(Records from a dataset)
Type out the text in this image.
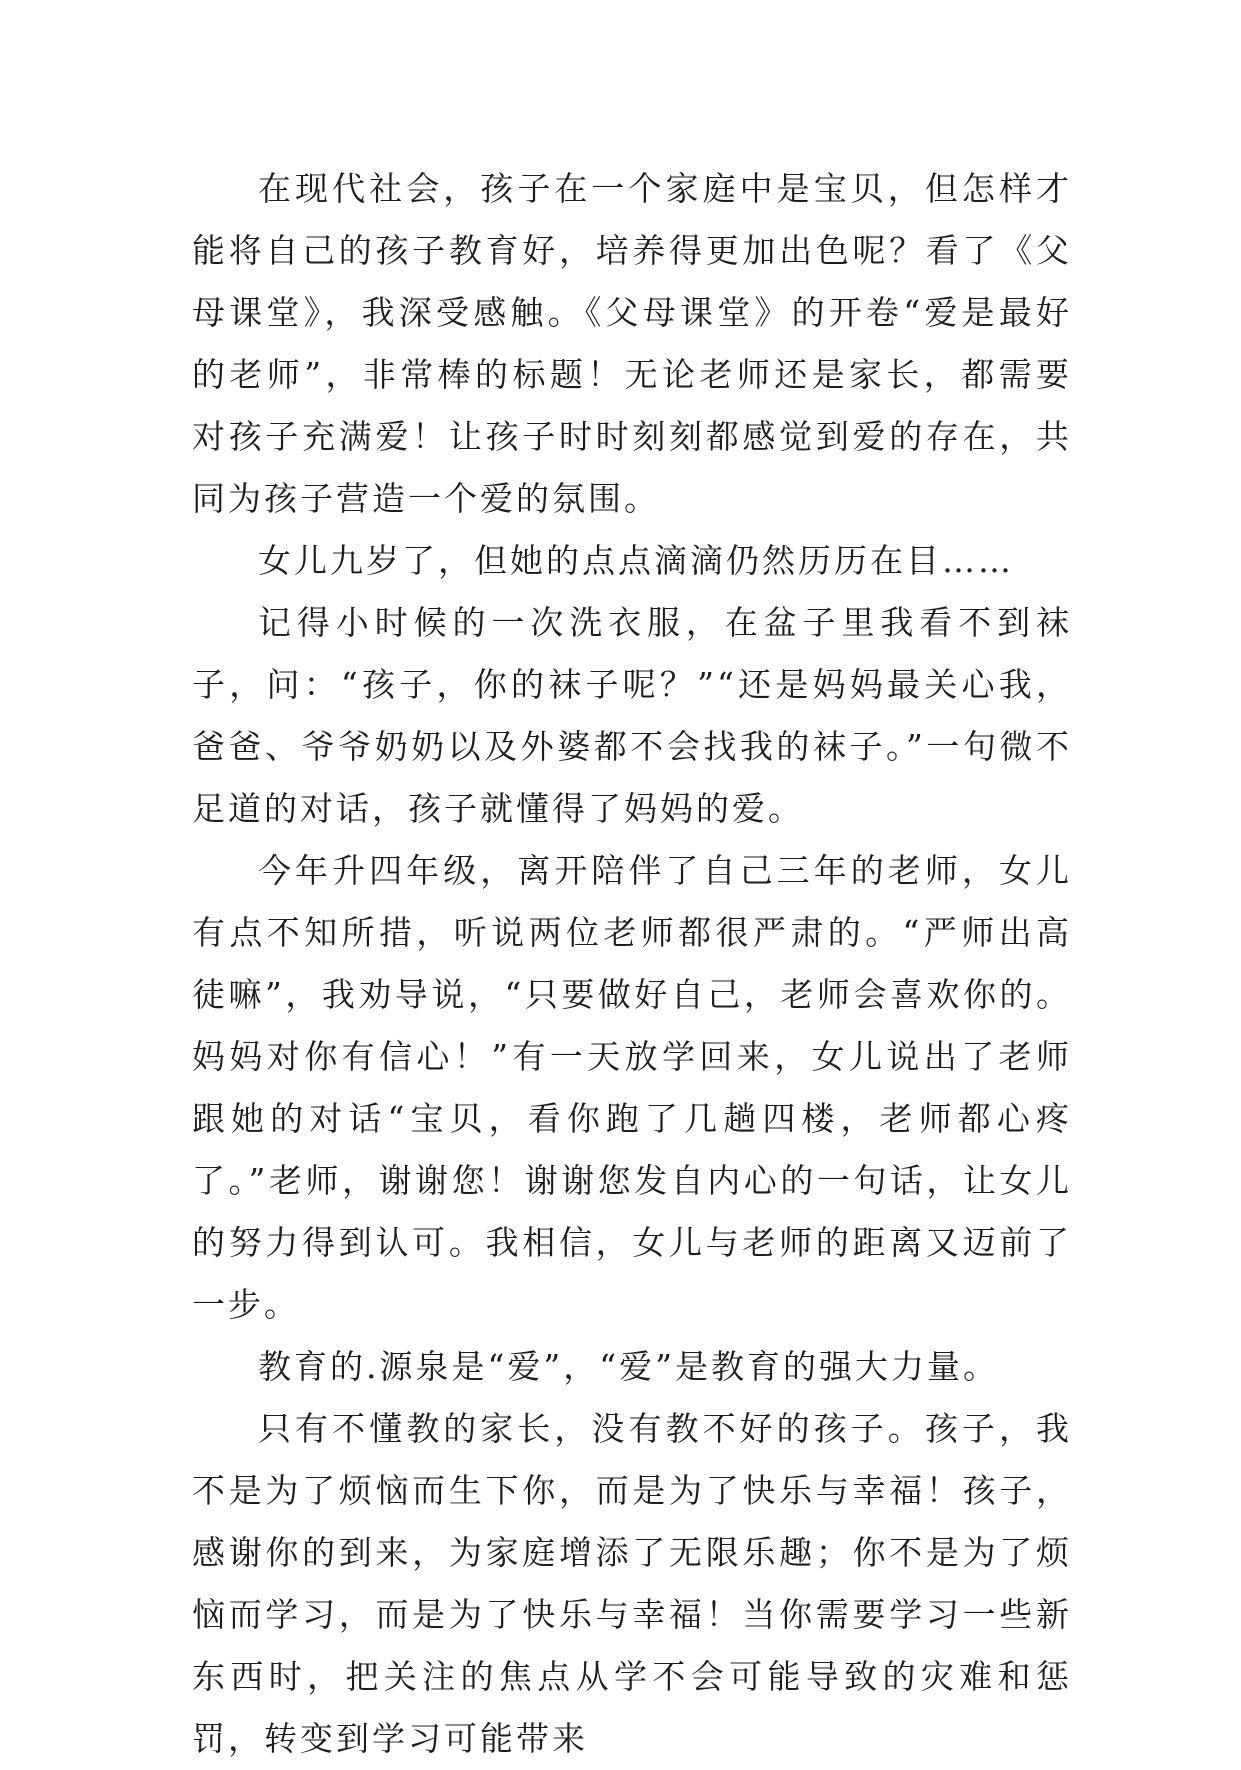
在现代社会，孩子在一个家庭中是宝贝，但怎样才能将自己的孩子教育好，培养得更加出色呢？看了《父母课堂》，我深受感触。《父母课堂》的开卷“爱是最好的老师”，非常棒的标题！无论老师还是家长，都需要对孩子充满爱！让孩子时时刻刻都感觉到爱的存在，共同为孩子营造一个爱的氛围。

女儿九岁了，但她的点点滴滴仍然历历在目……

记得小时候的一次洗衣服，在盆子里我看不到袜子，问：“孩子，你的袜子呢？”“还是妈妈最关心我，爸爸、爷爷奶奶以及外婆都不会找我的袜子。”一句微不足道的对话，孩子就懂得了妈妈的爱。

今年升四年级，离开陪伴了自己三年的老师，女儿有点不知所措，听说两位老师都很严肃的。“严师出高徒嘛”，我劝导说，“只要做好自己，老师会喜欢你的。妈妈对你有信心！”有一天放学回来，女儿说出了老师跟她的对话“宝贝，看你跑了几趟四楼，老师都心疼了。”老师，谢谢您！谢谢您发自内心的一句话，让女儿的努力得到认可。我相信，女儿与老师的距离又迈前了一步。

教育的.源泉是“爱”，“爱”是教育的强大力量。

只有不懂教的家长，没有教不好的孩子。孩子，我不是为了烦恼而生下你，而是为了快乐与幸福！孩子，感谢你的到来，为家庭增添了无限乐趣；你不是为了烦恼而学习，而是为了快乐与幸福！当你需要学习一些新东西时，把关注的焦点从学不会可能导致的灾难和惩罚，转变到学习可能带来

> What the exercise asks: Copy the records above exactly. The pictures are not part of the copy.

> Answer to this task:
Type out the text in this image.
在现代社会，孩子在一个家庭中是宝贝，但怎样才能将自己的孩子教育好，培养得更加出色呢？看了《父母课堂》，我深受感触。《父母课堂》的开卷“爱是最好的老师”，非常棒的标题！无论老师还是家长，都需要对孩子充满爱！让孩子时时刻刻都感觉到爱的存在，共同为孩子营造一个爱的氛围。

女儿九岁了，但她的点点滴滴仍然历历在目……

记得小时候的一次洗衣服，在盆子里我看不到袜子，问：“孩子，你的袜子呢？”“还是妈妈最关心我，爸爸、爷爷奶奶以及外婆都不会找我的袜子。”一句微不足道的对话，孩子就懂得了妈妈的爱。

今年升四年级，离开陪伴了自己三年的老师，女儿有点不知所措，听说两位老师都很严肃的。“严师出高徒嘛”，我劝导说，“只要做好自己，老师会喜欢你的。妈妈对你有信心！”有一天放学回来，女儿说出了老师跟她的对话“宝贝，看你跑了几趟四楼，老师都心疼了。”老师，谢谢您！谢谢您发自内心的一句话，让女儿的努力得到认可。我相信，女儿与老师的距离又迈前了一步。

教育的.源泉是“爱”，“爱”是教育的强大力量。

只有不懂教的家长，没有教不好的孩子。孩子，我不是为了烦恼而生下你，而是为了快乐与幸福！孩子，感谢你的到来，为家庭增添了无限乐趣；你不是为了烦恼而学习，而是为了快乐与幸福！当你需要学习一些新东西时，把关注的焦点从学不会可能导致的灾难和惩罚，转变到学习可能带来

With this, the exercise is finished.